Goal:
What follows is a listing; give it again exactly, in its entirety.

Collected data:
=======

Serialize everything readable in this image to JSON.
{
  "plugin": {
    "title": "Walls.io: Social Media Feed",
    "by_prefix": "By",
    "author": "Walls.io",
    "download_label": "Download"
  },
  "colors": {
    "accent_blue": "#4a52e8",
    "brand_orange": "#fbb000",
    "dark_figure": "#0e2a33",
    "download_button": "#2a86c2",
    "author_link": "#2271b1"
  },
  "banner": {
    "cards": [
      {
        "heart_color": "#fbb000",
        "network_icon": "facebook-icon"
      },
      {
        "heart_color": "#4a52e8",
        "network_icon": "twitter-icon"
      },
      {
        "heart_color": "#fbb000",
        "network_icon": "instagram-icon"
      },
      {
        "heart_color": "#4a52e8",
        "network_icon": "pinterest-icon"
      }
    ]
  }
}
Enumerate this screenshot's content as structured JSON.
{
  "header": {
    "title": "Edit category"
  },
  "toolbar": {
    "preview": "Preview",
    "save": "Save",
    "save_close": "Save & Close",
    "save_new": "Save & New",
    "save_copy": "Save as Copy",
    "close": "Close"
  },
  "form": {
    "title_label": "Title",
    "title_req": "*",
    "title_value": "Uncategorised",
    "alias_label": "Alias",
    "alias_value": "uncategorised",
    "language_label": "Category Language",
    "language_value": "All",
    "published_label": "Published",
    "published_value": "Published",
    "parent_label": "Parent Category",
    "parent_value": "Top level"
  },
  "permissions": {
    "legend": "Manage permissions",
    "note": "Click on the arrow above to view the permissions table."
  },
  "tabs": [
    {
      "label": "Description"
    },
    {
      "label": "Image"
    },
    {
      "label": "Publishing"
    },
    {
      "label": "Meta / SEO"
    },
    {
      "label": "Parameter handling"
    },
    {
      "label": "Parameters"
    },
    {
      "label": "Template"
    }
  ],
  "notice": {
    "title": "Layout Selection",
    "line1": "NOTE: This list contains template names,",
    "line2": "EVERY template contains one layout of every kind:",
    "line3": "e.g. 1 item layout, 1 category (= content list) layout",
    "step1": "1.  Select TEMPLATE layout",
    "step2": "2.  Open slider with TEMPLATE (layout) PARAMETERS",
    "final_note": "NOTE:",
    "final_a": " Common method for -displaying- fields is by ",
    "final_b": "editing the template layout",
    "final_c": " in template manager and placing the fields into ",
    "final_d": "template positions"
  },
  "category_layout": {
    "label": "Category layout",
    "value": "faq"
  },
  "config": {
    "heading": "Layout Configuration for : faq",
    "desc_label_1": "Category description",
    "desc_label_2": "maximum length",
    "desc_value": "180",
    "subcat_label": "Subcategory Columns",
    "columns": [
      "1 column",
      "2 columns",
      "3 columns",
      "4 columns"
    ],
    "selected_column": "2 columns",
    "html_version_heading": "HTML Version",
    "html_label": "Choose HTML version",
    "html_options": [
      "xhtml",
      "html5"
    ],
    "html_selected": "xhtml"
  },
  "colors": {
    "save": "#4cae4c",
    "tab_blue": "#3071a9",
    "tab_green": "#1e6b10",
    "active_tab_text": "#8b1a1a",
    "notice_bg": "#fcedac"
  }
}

=======

Result of this exercise:
Serialize everything readable in this image to JSON.
{
  "plugin": {
    "title": "Walls.io: Social Media Feed",
    "by_prefix": "By",
    "author": "Walls.io",
    "download_label": "Download"
  },
  "colors": {
    "accent_blue": "#4a52e8",
    "brand_orange": "#fbb000",
    "dark_figure": "#0e2a33",
    "download_button": "#2a86c2",
    "author_link": "#2271b1"
  },
  "banner": {
    "cards": [
      {
        "heart_color": "#fbb000",
        "network_icon": "facebook-icon"
      },
      {
        "heart_color": "#4a52e8",
        "network_icon": "twitter-icon"
      },
      {
        "heart_color": "#fbb000",
        "network_icon": "instagram-icon"
      },
      {
        "heart_color": "#4a52e8",
        "network_icon": "pinterest-icon"
      }
    ]
  }
}
Enumerate this screenshot's content as structured JSON.
{
  "header": {
    "title": "Edit category"
  },
  "toolbar": {
    "preview": "Preview",
    "save": "Save",
    "save_close": "Save & Close",
    "save_new": "Save & New",
    "save_copy": "Save as Copy",
    "close": "Close"
  },
  "form": {
    "title_label": "Title",
    "title_req": "*",
    "title_value": "Uncategorised",
    "alias_label": "Alias",
    "alias_value": "uncategorised",
    "language_label": "Category Language",
    "language_value": "All",
    "published_label": "Published",
    "published_value": "Published",
    "parent_label": "Parent Category",
    "parent_value": "Top level"
  },
  "permissions": {
    "legend": "Manage permissions",
    "note": "Click on the arrow above to view the permissions table."
  },
  "tabs": [
    {
      "label": "Description"
    },
    {
      "label": "Image"
    },
    {
      "label": "Publishing"
    },
    {
      "label": "Meta / SEO"
    },
    {
      "label": "Parameter handling"
    },
    {
      "label": "Parameters"
    },
    {
      "label": "Template"
    }
  ],
  "notice": {
    "title": "Layout Selection",
    "line1": "NOTE: This list contains template names,",
    "line2": "EVERY template contains one layout of every kind:",
    "line3": "e.g. 1 item layout, 1 category (= content list) layout",
    "step1": "1.  Select TEMPLATE layout",
    "step2": "2.  Open slider with TEMPLATE (layout) PARAMETERS",
    "final_note": "NOTE:",
    "final_a": " Common method for -displaying- fields is by ",
    "final_b": "editing the template layout",
    "final_c": " in template manager and placing the fields into ",
    "final_d": "template positions"
  },
  "category_layout": {
    "label": "Category layout",
    "value": "faq"
  },
  "config": {
    "heading": "Layout Configuration for : faq",
    "desc_label_1": "Category description",
    "desc_label_2": "maximum length",
    "desc_value": "180",
    "subcat_label": "Subcategory Columns",
    "columns": [
      "1 column",
      "2 columns",
      "3 columns",
      "4 columns"
    ],
    "selected_column": "2 columns",
    "html_version_heading": "HTML Version",
    "html_label": "Choose HTML version",
    "html_options": [
      "xhtml",
      "html5"
    ],
    "html_selected": "xhtml"
  },
  "colors": {
    "save": "#4cae4c",
    "tab_blue": "#3071a9",
    "tab_green": "#1e6b10",
    "active_tab_text": "#8b1a1a",
    "notice_bg": "#fcedac"
  }
}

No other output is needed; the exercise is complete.